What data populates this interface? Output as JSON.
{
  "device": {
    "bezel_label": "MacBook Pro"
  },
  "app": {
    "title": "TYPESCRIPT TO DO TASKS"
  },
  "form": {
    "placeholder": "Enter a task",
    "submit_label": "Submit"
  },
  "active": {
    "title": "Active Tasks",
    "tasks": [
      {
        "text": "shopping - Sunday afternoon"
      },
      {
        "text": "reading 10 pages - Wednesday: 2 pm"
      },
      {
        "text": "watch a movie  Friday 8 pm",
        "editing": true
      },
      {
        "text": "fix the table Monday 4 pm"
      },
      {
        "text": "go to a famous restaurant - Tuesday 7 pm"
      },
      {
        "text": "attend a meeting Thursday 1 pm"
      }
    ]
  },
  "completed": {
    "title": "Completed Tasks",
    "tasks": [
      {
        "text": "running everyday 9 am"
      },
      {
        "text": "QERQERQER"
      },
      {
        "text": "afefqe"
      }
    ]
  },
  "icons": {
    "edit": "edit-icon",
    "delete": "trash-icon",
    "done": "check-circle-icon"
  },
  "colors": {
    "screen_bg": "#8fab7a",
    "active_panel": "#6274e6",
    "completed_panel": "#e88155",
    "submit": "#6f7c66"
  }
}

───

| JOB |
Scan the material above for the string "title" and return the lines that hold it.

| SOLUTION TO THE EXERCISE |
    "title": "TYPESCRIPT TO DO TASKS"
    "title": "Active Tasks",
    "title": "Completed Tasks",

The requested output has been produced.